--- EXERCISE PROMPT ---
Could you change every "tec-light-region" to "tec-bright-region" in the entries below and give all the lines back otherwise unchanged, leaving out the pictures?
------------------------------
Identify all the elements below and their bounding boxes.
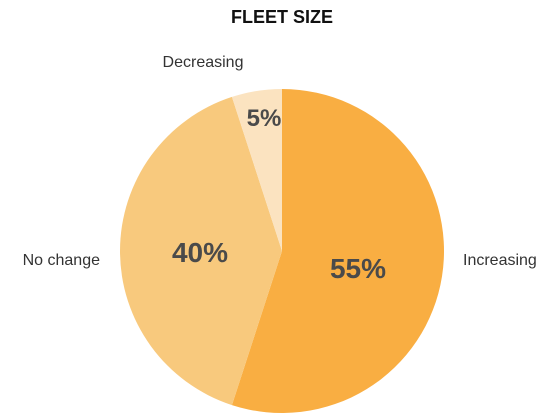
pie-slices: [120, 89, 445, 413]
data-label-decreasing: 5%: [247, 105, 282, 132]
pie-slice-increasing: [231, 89, 445, 413]
category-label-decreasing: Decreasing: [163, 54, 244, 71]
data-label-no-change: 40%: [172, 237, 228, 268]
pie-slice-decreasing: [231, 89, 282, 251]
data-label-increasing: 55%: [330, 253, 386, 284]
chart-title: FLEET SIZE: [231, 7, 333, 27]
pie-labels: 55% Increasing 40% No change 5% Decreasing: [23, 54, 537, 284]
category-label-no-change: No change: [23, 252, 100, 269]
pie-slice-no-change: [120, 96, 282, 406]
category-label-increasing: Increasing: [463, 252, 537, 269]
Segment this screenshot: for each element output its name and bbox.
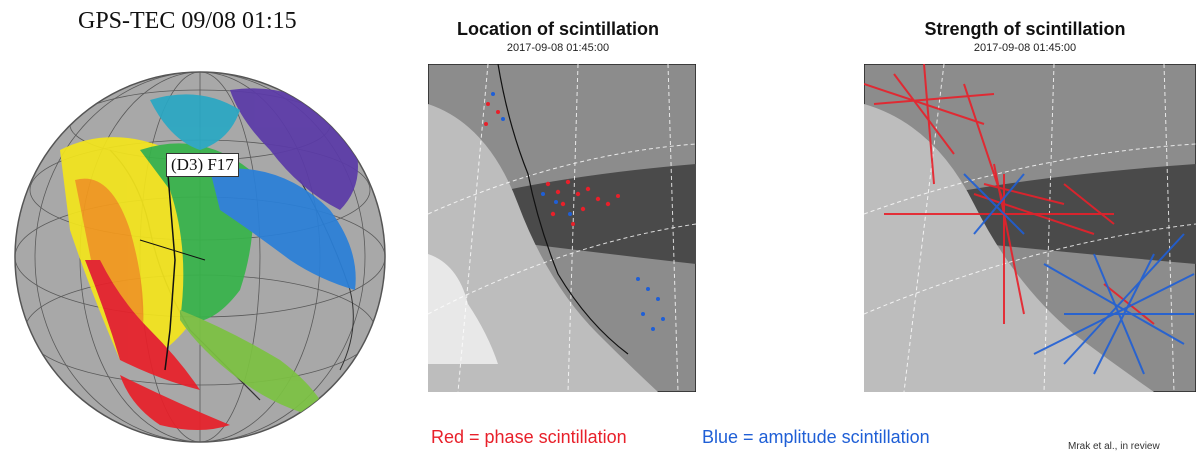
- satellite-track: [164, 174, 176, 371]
- tec-white-patches: [428, 254, 498, 364]
- globe-title: GPS-TEC 09/08 01:15: [78, 8, 297, 34]
- amplitude-points: [491, 92, 665, 331]
- citation-credit: Mrak et al., in review: [1068, 441, 1160, 452]
- amplitude-strength-lines: [963, 173, 1195, 375]
- map-grid: [428, 64, 696, 392]
- legend-phase-scintillation: Red = phase scintillation: [431, 427, 627, 447]
- location-panel-timestamp: 2017-09-08 01:45:00: [506, 42, 610, 54]
- tec-globe-map: [14, 71, 386, 443]
- legend-amplitude-scintillation: Blue = amplitude scintillation: [702, 427, 930, 447]
- strength-panel-timestamp: 2017-09-08 01:45:00: [973, 42, 1077, 54]
- phase-strength-lines: [864, 64, 1155, 325]
- location-scintillation-map: [428, 64, 696, 392]
- location-panel-title: Location of scintillation: [457, 19, 659, 39]
- tec-light-region: [428, 104, 658, 392]
- tec-dark-band: [488, 164, 696, 264]
- track-label: (D3) F17: [166, 153, 239, 177]
- tec-light-region: [864, 104, 1154, 392]
- strength-panel-title: Strength of scintillation: [924, 19, 1126, 39]
- coastline: [497, 64, 629, 355]
- strength-scintillation-map: [864, 64, 1196, 392]
- phase-points: [484, 102, 620, 226]
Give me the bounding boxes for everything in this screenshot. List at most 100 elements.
------------------------------
--- IN RESPONSE ---
Identify all the elements below and their bounding boxes.
pie-slices: [120, 89, 445, 413]
data-label-decreasing: 5%: [247, 105, 282, 132]
pie-slice-increasing: [231, 89, 445, 413]
category-label-decreasing: Decreasing: [163, 54, 244, 71]
data-label-no-change: 40%: [172, 237, 228, 268]
pie-slice-decreasing: [231, 89, 282, 251]
data-label-increasing: 55%: [330, 253, 386, 284]
chart-title: FLEET SIZE: [231, 7, 333, 27]
pie-labels: 55% Increasing 40% No change 5% Decreasing: [23, 54, 537, 284]
category-label-no-change: No change: [23, 252, 100, 269]
pie-slice-no-change: [120, 96, 282, 406]
category-label-increasing: Increasing: [463, 252, 537, 269]
Segment this screenshot: for each element output its name and bbox.
- satellite-track: [164, 174, 176, 371]
- tec-white-patches: [428, 254, 498, 364]
- globe-title: GPS-TEC 09/08 01:15: [78, 8, 297, 34]
- amplitude-points: [491, 92, 665, 331]
- citation-credit: Mrak et al., in review: [1068, 441, 1160, 452]
- amplitude-strength-lines: [963, 173, 1195, 375]
- map-grid: [428, 64, 696, 392]
- legend-phase-scintillation: Red = phase scintillation: [431, 427, 627, 447]
- location-panel-timestamp: 2017-09-08 01:45:00: [506, 42, 610, 54]
- tec-globe-map: [14, 71, 386, 443]
- legend-amplitude-scintillation: Blue = amplitude scintillation: [702, 427, 930, 447]
- strength-panel-timestamp: 2017-09-08 01:45:00: [973, 42, 1077, 54]
- phase-strength-lines: [864, 64, 1155, 325]
- location-scintillation-map: [428, 64, 696, 392]
- location-panel-title: Location of scintillation: [457, 19, 659, 39]
- tec-bright-region: [428, 104, 658, 392]
- tec-dark-band: [488, 164, 696, 264]
- track-label: (D3) F17: [166, 153, 239, 177]
- tec-bright-region: [864, 104, 1154, 392]
- strength-panel-title: Strength of scintillation: [924, 19, 1126, 39]
- coastline: [497, 64, 629, 355]
- strength-scintillation-map: [864, 64, 1196, 392]
- phase-points: [484, 102, 620, 226]
Give me the bounding boxes for everything in this screenshot. List at most 100 elements.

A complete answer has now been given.